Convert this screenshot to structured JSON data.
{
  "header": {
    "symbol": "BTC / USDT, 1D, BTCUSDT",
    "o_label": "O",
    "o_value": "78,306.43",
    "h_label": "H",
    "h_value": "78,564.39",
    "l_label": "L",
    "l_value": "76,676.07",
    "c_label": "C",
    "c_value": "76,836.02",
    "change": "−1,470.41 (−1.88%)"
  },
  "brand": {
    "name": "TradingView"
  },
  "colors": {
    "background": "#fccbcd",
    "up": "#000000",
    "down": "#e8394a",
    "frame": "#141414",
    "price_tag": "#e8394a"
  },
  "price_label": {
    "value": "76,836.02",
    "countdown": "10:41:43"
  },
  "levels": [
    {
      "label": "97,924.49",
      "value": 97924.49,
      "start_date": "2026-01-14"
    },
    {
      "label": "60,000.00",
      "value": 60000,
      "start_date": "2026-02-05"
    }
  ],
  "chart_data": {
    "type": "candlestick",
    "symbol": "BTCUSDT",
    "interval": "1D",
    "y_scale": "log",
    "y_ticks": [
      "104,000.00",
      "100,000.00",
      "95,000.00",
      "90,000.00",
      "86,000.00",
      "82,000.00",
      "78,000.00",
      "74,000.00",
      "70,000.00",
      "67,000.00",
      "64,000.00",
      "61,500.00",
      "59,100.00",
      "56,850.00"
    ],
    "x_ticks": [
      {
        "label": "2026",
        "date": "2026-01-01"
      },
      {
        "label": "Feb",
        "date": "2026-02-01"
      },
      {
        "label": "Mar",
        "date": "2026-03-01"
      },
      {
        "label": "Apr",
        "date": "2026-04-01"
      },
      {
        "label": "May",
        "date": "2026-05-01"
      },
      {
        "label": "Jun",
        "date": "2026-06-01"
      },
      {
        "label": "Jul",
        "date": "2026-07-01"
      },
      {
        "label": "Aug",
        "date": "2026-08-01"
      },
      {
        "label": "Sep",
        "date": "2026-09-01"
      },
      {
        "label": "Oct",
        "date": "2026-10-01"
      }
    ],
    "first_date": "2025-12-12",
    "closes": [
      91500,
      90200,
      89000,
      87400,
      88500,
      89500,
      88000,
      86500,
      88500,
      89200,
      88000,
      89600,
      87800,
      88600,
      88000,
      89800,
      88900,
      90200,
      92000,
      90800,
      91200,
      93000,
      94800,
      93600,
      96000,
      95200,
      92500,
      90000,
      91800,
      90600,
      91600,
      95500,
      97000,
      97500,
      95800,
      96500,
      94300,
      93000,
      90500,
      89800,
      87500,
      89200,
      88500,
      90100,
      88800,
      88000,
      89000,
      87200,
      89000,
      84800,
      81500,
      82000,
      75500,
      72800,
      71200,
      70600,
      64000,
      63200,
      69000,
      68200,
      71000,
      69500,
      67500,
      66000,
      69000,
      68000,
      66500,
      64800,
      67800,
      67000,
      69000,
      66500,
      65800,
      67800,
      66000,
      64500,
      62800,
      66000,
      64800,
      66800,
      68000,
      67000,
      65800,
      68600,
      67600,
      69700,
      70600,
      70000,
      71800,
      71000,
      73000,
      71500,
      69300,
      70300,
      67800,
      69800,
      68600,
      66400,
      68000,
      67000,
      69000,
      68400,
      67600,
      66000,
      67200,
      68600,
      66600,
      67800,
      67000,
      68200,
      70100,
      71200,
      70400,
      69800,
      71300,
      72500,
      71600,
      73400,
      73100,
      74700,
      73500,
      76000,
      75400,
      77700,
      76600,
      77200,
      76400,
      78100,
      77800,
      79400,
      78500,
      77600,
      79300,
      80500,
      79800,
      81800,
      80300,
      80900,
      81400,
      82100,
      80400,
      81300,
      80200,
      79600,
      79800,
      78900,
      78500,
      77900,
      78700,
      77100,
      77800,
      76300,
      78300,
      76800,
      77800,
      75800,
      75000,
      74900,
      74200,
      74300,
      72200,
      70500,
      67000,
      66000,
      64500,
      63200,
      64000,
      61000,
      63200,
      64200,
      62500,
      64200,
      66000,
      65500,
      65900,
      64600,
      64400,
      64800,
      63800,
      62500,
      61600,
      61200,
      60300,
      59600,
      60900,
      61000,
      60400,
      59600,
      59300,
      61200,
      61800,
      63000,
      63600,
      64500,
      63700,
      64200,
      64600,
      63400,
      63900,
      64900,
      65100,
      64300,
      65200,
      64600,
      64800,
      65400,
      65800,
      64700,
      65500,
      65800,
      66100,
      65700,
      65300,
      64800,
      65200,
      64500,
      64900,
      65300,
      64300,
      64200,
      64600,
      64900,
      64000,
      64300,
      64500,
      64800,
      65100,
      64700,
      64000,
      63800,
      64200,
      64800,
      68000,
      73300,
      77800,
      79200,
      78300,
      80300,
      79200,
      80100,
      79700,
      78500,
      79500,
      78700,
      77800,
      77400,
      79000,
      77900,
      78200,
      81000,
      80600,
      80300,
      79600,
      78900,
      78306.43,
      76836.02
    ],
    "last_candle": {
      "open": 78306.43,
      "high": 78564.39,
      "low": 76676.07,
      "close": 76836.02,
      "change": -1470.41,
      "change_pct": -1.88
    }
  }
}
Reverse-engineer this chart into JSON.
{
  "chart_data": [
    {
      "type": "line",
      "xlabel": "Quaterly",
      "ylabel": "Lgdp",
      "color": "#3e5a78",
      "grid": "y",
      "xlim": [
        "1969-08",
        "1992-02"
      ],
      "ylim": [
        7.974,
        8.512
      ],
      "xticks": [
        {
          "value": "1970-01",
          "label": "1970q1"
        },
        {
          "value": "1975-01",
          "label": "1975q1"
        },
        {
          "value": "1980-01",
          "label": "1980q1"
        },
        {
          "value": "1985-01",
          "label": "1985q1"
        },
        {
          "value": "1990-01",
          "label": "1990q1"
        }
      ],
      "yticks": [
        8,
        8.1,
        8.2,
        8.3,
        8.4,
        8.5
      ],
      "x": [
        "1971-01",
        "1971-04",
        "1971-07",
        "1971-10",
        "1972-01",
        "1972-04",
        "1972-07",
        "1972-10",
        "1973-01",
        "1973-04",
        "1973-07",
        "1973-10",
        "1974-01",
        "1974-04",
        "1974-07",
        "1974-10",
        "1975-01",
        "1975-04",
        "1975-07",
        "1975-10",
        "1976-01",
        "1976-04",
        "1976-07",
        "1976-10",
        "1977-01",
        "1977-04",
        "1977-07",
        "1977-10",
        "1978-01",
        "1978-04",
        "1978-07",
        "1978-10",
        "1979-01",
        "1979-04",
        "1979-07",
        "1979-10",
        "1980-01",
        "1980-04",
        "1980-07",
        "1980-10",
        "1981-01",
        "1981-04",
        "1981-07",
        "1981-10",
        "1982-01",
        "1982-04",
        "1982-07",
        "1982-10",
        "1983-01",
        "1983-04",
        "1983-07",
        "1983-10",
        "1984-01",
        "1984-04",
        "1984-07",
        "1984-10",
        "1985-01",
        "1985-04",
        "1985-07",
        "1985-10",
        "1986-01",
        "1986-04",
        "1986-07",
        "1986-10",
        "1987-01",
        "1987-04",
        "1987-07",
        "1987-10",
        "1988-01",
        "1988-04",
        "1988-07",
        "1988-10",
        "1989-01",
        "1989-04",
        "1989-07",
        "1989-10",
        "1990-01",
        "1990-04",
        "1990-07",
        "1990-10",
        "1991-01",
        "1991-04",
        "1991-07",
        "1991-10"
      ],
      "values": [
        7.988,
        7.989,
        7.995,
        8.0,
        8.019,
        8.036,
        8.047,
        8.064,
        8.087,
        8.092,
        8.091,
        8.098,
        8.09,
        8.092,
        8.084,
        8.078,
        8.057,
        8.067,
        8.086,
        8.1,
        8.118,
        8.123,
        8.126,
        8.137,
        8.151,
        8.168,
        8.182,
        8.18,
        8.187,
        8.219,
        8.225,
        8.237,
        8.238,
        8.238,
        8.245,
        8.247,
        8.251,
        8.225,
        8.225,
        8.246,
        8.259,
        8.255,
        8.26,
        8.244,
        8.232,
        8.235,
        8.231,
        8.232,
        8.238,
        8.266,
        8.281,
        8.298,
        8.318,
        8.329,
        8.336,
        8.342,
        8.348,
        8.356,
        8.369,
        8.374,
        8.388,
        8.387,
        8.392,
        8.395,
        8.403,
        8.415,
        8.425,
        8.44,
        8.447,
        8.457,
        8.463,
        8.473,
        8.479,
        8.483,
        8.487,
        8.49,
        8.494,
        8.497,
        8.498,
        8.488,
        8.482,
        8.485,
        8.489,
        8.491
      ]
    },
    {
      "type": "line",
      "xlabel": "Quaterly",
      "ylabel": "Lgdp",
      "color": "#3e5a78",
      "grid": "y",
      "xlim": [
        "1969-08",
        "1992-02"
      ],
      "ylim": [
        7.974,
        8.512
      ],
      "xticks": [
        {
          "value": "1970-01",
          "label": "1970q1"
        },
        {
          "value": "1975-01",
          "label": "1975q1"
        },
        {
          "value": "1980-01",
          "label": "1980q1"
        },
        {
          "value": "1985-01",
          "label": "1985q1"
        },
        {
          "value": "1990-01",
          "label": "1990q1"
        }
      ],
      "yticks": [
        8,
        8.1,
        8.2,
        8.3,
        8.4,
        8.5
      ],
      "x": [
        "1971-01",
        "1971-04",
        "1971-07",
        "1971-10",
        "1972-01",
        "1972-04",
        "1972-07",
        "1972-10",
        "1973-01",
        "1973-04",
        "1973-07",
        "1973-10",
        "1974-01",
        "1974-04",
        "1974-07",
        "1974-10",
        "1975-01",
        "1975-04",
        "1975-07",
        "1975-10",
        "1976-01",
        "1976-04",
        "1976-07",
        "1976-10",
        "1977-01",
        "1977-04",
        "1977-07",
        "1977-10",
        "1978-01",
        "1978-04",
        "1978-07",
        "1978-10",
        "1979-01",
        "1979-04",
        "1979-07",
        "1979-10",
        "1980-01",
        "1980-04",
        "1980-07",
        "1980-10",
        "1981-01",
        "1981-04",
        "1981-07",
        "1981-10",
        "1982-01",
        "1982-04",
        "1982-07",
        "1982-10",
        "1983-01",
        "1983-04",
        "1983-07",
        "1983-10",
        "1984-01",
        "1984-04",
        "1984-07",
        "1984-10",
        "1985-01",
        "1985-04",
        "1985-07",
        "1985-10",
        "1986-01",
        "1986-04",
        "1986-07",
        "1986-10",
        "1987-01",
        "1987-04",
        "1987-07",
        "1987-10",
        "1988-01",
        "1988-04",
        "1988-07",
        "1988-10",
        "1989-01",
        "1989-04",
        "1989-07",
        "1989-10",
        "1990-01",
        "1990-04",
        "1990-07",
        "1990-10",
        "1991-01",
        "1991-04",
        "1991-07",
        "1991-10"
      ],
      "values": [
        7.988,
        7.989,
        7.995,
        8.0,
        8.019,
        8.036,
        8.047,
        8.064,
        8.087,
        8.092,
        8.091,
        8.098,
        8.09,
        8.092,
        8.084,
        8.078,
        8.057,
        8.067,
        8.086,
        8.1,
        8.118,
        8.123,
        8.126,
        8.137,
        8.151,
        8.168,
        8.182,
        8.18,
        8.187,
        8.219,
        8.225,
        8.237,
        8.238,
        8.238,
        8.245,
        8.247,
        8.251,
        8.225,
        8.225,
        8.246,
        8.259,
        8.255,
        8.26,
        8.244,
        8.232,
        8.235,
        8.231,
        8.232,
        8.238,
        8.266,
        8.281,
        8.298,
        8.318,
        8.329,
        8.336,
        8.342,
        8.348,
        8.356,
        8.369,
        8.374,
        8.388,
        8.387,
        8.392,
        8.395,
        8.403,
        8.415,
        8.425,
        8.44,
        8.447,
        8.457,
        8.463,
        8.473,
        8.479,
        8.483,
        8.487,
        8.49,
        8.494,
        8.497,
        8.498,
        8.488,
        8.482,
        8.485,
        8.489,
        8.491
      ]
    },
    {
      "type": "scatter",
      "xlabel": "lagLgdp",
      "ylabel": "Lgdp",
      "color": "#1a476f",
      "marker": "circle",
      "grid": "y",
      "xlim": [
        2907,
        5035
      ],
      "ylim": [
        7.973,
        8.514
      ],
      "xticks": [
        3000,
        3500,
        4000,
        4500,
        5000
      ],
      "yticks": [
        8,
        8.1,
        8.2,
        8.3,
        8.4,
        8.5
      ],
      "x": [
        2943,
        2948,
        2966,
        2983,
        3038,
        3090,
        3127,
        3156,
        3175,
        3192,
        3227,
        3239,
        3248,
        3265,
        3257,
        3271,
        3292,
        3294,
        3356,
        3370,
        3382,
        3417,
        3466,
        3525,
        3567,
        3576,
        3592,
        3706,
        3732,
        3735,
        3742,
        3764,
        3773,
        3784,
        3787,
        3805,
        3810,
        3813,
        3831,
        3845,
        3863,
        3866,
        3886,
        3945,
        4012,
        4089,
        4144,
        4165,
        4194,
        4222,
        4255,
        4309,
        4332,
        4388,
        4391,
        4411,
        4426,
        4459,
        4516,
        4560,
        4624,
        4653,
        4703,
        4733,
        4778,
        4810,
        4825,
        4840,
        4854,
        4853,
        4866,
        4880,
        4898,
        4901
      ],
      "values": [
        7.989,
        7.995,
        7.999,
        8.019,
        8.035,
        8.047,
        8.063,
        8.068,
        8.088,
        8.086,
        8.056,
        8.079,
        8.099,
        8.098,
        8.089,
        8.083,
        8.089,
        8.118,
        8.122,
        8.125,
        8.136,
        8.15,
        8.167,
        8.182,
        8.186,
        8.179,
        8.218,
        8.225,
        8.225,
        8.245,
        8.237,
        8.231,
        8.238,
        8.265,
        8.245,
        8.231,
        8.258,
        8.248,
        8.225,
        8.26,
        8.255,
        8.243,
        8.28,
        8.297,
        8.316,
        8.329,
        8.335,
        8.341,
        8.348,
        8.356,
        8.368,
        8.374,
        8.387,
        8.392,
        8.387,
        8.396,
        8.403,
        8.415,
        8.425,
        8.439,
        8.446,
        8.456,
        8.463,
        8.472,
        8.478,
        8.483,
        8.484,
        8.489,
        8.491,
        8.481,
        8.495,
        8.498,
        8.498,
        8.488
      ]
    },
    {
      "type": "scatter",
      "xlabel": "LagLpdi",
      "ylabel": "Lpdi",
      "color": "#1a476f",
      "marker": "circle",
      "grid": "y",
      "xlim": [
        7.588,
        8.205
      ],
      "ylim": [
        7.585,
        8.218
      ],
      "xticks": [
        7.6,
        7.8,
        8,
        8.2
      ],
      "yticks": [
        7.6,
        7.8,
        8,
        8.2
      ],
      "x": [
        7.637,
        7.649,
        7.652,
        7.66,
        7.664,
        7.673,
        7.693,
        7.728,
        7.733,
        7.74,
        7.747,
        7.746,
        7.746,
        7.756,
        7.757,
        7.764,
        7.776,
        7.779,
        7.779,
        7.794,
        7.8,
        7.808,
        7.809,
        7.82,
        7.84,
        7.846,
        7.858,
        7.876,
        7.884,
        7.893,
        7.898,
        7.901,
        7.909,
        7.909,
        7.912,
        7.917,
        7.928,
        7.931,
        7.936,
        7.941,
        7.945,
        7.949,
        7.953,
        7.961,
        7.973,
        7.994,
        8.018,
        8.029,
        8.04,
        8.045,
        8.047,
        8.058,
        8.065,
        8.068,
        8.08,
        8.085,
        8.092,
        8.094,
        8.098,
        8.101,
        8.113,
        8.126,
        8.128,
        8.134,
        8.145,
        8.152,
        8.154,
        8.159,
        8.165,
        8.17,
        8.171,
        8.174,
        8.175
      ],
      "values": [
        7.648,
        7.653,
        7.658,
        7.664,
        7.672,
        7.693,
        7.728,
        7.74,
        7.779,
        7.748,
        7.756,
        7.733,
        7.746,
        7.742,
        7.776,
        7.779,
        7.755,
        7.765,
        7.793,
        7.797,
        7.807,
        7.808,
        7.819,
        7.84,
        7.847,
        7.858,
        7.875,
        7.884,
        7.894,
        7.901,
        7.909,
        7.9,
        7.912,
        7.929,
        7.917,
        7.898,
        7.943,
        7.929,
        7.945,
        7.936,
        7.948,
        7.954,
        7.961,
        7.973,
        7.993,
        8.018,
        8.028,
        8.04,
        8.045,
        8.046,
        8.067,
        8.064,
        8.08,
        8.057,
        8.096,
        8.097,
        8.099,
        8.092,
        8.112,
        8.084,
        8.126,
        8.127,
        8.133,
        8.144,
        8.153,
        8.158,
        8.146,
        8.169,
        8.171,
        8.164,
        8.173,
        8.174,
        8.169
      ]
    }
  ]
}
.....
Work required – Locate all lines holding the word "JSON", then copy them out.

Result for this exercise –
Convert this screenshot to structured JSON data.
Reverse-engineer this chart into JSON.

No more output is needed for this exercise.